** Data to use **
──────────
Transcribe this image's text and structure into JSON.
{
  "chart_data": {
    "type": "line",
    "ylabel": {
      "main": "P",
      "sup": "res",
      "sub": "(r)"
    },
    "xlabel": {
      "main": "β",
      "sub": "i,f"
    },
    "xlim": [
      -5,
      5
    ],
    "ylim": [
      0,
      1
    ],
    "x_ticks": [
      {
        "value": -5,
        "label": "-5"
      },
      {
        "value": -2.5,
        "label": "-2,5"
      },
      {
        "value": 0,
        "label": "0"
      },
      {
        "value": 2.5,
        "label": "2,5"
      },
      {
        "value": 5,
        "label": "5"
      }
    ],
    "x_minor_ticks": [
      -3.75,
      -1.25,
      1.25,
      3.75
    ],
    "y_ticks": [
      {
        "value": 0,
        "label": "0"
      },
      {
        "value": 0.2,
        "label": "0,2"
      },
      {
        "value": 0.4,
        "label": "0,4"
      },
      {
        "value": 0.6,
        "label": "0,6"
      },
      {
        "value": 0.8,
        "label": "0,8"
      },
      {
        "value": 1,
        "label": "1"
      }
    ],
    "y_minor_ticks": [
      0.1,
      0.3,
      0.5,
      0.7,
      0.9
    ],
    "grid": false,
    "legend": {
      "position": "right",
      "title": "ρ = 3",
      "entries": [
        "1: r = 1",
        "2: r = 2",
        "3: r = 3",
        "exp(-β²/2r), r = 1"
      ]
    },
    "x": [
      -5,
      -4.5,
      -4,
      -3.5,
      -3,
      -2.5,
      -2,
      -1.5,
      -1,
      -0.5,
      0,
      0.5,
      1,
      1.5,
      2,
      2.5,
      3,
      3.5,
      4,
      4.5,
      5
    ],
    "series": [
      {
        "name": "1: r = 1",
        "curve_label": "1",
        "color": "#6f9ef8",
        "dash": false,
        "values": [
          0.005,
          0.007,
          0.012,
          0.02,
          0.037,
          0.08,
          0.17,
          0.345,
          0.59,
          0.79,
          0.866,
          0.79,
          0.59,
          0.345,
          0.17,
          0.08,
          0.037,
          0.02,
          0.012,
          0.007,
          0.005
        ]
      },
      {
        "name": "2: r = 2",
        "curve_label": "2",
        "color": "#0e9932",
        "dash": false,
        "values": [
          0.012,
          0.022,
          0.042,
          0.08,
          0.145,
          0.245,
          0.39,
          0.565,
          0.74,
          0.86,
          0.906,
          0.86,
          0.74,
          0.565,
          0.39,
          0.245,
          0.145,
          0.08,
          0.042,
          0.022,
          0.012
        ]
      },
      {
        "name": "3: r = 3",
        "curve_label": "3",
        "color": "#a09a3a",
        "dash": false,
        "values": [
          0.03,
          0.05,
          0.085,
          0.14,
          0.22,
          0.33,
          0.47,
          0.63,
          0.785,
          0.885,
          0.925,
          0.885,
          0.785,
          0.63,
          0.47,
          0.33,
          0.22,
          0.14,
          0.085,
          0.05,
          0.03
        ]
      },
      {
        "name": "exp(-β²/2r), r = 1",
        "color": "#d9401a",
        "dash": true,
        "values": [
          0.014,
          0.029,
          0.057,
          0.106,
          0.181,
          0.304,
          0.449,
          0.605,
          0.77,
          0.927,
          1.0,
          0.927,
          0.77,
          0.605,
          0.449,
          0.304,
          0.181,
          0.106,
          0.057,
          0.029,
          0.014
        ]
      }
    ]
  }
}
──────────
** Instructions for the task **
Print the entries exactly. Include every one.

** Solution below **
Transcribe this image's text and structure into JSON.
{
  "chart_data": {
    "type": "line",
    "ylabel": {
      "main": "P",
      "sup": "res",
      "sub": "(r)"
    },
    "xlabel": {
      "main": "β",
      "sub": "i,f"
    },
    "xlim": [
      -5,
      5
    ],
    "ylim": [
      0,
      1
    ],
    "x_ticks": [
      {
        "value": -5,
        "label": "-5"
      },
      {
        "value": -2.5,
        "label": "-2,5"
      },
      {
        "value": 0,
        "label": "0"
      },
      {
        "value": 2.5,
        "label": "2,5"
      },
      {
        "value": 5,
        "label": "5"
      }
    ],
    "x_minor_ticks": [
      -3.75,
      -1.25,
      1.25,
      3.75
    ],
    "y_ticks": [
      {
        "value": 0,
        "label": "0"
      },
      {
        "value": 0.2,
        "label": "0,2"
      },
      {
        "value": 0.4,
        "label": "0,4"
      },
      {
        "value": 0.6,
        "label": "0,6"
      },
      {
        "value": 0.8,
        "label": "0,8"
      },
      {
        "value": 1,
        "label": "1"
      }
    ],
    "y_minor_ticks": [
      0.1,
      0.3,
      0.5,
      0.7,
      0.9
    ],
    "grid": false,
    "legend": {
      "position": "right",
      "title": "ρ = 3",
      "entries": [
        "1: r = 1",
        "2: r = 2",
        "3: r = 3",
        "exp(-β²/2r), r = 1"
      ]
    },
    "x": [
      -5,
      -4.5,
      -4,
      -3.5,
      -3,
      -2.5,
      -2,
      -1.5,
      -1,
      -0.5,
      0,
      0.5,
      1,
      1.5,
      2,
      2.5,
      3,
      3.5,
      4,
      4.5,
      5
    ],
    "series": [
      {
        "name": "1: r = 1",
        "curve_label": "1",
        "color": "#6f9ef8",
        "dash": false,
        "values": [
          0.005,
          0.007,
          0.012,
          0.02,
          0.037,
          0.08,
          0.17,
          0.345,
          0.59,
          0.79,
          0.866,
          0.79,
          0.59,
          0.345,
          0.17,
          0.08,
          0.037,
          0.02,
          0.012,
          0.007,
          0.005
        ]
      },
      {
        "name": "2: r = 2",
        "curve_label": "2",
        "color": "#0e9932",
        "dash": false,
        "values": [
          0.012,
          0.022,
          0.042,
          0.08,
          0.145,
          0.245,
          0.39,
          0.565,
          0.74,
          0.86,
          0.906,
          0.86,
          0.74,
          0.565,
          0.39,
          0.245,
          0.145,
          0.08,
          0.042,
          0.022,
          0.012
        ]
      },
      {
        "name": "3: r = 3",
        "curve_label": "3",
        "color": "#a09a3a",
        "dash": false,
        "values": [
          0.03,
          0.05,
          0.085,
          0.14,
          0.22,
          0.33,
          0.47,
          0.63,
          0.785,
          0.885,
          0.925,
          0.885,
          0.785,
          0.63,
          0.47,
          0.33,
          0.22,
          0.14,
          0.085,
          0.05,
          0.03
        ]
      },
      {
        "name": "exp(-β²/2r), r = 1",
        "color": "#d9401a",
        "dash": true,
        "values": [
          0.014,
          0.029,
          0.057,
          0.106,
          0.181,
          0.304,
          0.449,
          0.605,
          0.77,
          0.927,
          1.0,
          0.927,
          0.77,
          0.605,
          0.449,
          0.304,
          0.181,
          0.106,
          0.057,
          0.029,
          0.014
        ]
      }
    ]
  }
}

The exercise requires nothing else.